▶ Figure dataset records
◆ ◆ ◆ ◆ ◆
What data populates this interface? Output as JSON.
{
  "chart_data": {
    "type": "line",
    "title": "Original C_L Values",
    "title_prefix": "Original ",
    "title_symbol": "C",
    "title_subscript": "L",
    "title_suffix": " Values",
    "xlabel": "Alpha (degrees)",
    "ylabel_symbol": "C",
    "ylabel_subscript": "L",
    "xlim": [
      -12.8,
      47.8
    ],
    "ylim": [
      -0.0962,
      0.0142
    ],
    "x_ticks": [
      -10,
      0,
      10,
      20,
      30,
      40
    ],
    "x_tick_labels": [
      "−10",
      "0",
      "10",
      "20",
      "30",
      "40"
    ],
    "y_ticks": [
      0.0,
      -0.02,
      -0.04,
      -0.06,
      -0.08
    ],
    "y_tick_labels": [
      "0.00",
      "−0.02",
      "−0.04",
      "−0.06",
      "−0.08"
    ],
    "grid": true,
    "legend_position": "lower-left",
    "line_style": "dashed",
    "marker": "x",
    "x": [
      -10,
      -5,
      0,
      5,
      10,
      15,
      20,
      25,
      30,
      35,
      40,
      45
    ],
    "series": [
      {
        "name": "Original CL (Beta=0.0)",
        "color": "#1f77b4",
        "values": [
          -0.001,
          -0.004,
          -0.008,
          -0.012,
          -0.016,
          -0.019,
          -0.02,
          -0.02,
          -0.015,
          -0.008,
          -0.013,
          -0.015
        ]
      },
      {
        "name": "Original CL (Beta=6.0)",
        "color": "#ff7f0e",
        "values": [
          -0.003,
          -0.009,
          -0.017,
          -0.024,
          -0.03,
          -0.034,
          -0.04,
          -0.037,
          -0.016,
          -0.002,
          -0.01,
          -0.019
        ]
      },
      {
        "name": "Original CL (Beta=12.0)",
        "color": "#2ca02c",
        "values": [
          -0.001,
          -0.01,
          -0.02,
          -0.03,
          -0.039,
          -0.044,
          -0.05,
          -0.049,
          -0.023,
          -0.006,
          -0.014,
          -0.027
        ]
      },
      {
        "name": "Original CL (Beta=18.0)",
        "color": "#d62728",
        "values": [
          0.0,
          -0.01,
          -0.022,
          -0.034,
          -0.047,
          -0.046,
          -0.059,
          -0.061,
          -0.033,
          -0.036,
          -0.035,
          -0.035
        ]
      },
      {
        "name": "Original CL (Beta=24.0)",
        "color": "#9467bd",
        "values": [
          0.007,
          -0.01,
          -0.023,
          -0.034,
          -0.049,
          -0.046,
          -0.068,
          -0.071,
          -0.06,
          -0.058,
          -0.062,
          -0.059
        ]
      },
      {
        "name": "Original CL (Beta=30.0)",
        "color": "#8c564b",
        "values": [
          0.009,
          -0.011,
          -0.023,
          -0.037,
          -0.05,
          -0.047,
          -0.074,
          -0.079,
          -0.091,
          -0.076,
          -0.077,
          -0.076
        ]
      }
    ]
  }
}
◆ ◆ ◆ ◆ ◆
Examine the data above and state how many of its lines contain the word "name", with no further remarks.

6